§ **WORK REQUIRED**: Every line that contains the word "color" should be copied.

(Dataset entries)
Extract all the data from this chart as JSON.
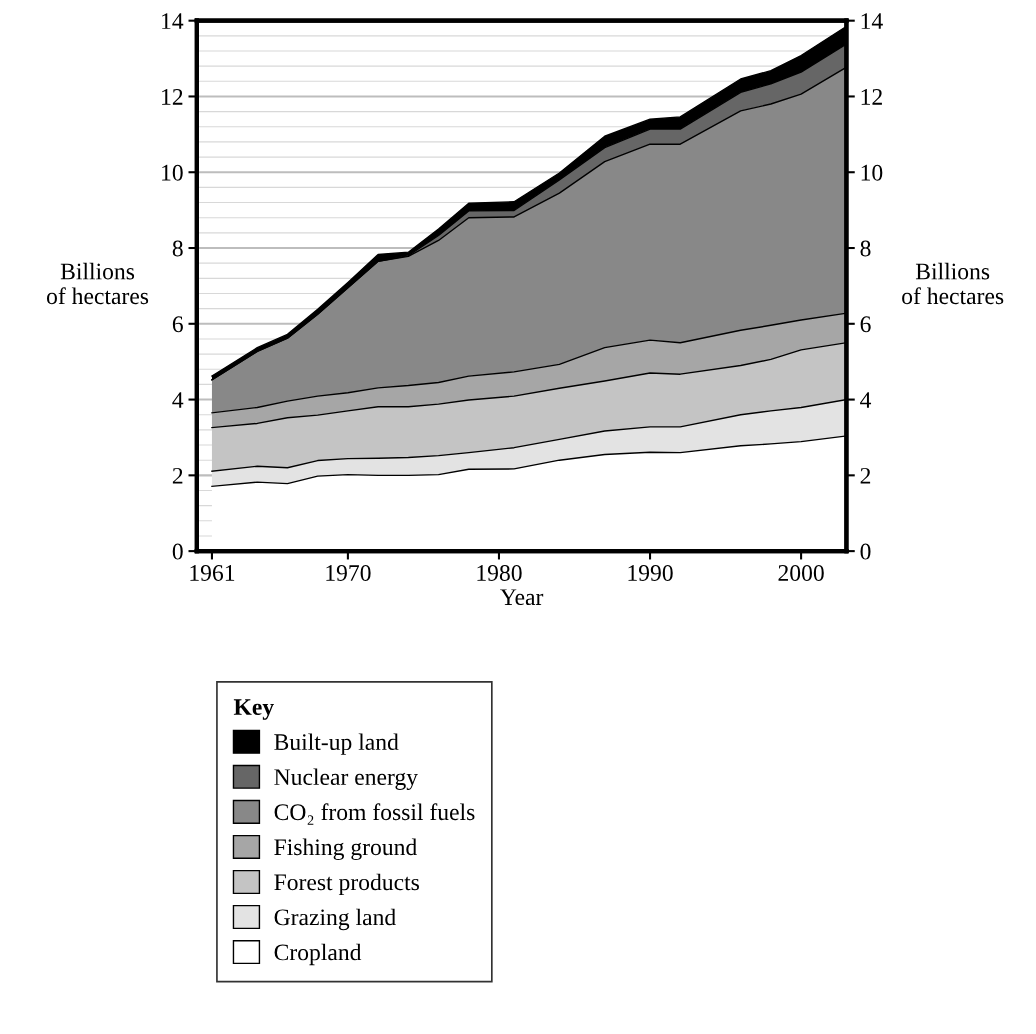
{
  "chart_data": {
    "type": "area",
    "stacked": true,
    "xlabel": "Year",
    "ylabel": "Billions\nof hectares",
    "y2label": "Billions\nof hectares",
    "legend_title": "Key",
    "legend": "bottom",
    "grid": true,
    "x": [
      1961,
      1964,
      1966,
      1968,
      1970,
      1972,
      1974,
      1976,
      1978,
      1981,
      1984,
      1987,
      1990,
      1992,
      1996,
      1998,
      2000,
      2003
    ],
    "xlim": [
      1960,
      2003
    ],
    "xticks": [
      1961,
      1970,
      1980,
      1990,
      2000
    ],
    "ylim": [
      0,
      14
    ],
    "yticks": [
      0,
      2,
      4,
      6,
      8,
      10,
      12,
      14
    ],
    "y2lim": [
      0,
      14
    ],
    "y2ticks": [
      0,
      2,
      4,
      6,
      8,
      10,
      12,
      14
    ],
    "series": [
      {
        "name": "Cropland",
        "color": "#ffffff",
        "values": [
          1.71,
          1.82,
          1.78,
          1.98,
          2.02,
          2.0,
          2.0,
          2.02,
          2.16,
          2.17,
          2.4,
          2.55,
          2.61,
          2.6,
          2.78,
          2.83,
          2.89,
          3.04
        ]
      },
      {
        "name": "Grazing land",
        "color": "#e3e3e3",
        "values": [
          0.4,
          0.42,
          0.42,
          0.41,
          0.42,
          0.45,
          0.47,
          0.5,
          0.44,
          0.56,
          0.55,
          0.62,
          0.67,
          0.68,
          0.82,
          0.87,
          0.9,
          0.96
        ]
      },
      {
        "name": "Forest products",
        "color": "#c4c4c4",
        "values": [
          1.15,
          1.13,
          1.32,
          1.2,
          1.26,
          1.36,
          1.34,
          1.36,
          1.39,
          1.36,
          1.35,
          1.32,
          1.42,
          1.39,
          1.3,
          1.36,
          1.52,
          1.5
        ]
      },
      {
        "name": "Fishing ground",
        "color": "#a6a6a6",
        "values": [
          0.39,
          0.42,
          0.44,
          0.5,
          0.48,
          0.5,
          0.56,
          0.57,
          0.63,
          0.64,
          0.63,
          0.88,
          0.87,
          0.83,
          0.93,
          0.9,
          0.79,
          0.78
        ]
      },
      {
        "name": "CO₂ from fossil fuels",
        "color": "#888888",
        "values": [
          0.87,
          1.48,
          1.66,
          2.16,
          2.77,
          3.34,
          3.41,
          3.75,
          4.18,
          4.09,
          4.52,
          4.91,
          5.17,
          5.24,
          5.79,
          5.84,
          5.96,
          6.49
        ]
      },
      {
        "name": "Nuclear energy",
        "color": "#666666",
        "values": [
          0,
          0,
          0,
          0,
          0,
          0,
          0.02,
          0.13,
          0.18,
          0.17,
          0.35,
          0.37,
          0.4,
          0.4,
          0.49,
          0.53,
          0.58,
          0.61
        ]
      },
      {
        "name": "Built-up land",
        "color": "#000000",
        "values": [
          0.1,
          0.1,
          0.1,
          0.13,
          0.14,
          0.18,
          0.09,
          0.17,
          0.2,
          0.23,
          0.18,
          0.3,
          0.26,
          0.32,
          0.35,
          0.35,
          0.44,
          0.47
        ]
      }
    ]
  }
}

§ **FULL RESPONSE**:
        "color": "#ffffff",
        "color": "#e3e3e3",
        "color": "#c4c4c4",
        "color": "#a6a6a6",
        "color": "#888888",
        "color": "#666666",
        "color": "#000000",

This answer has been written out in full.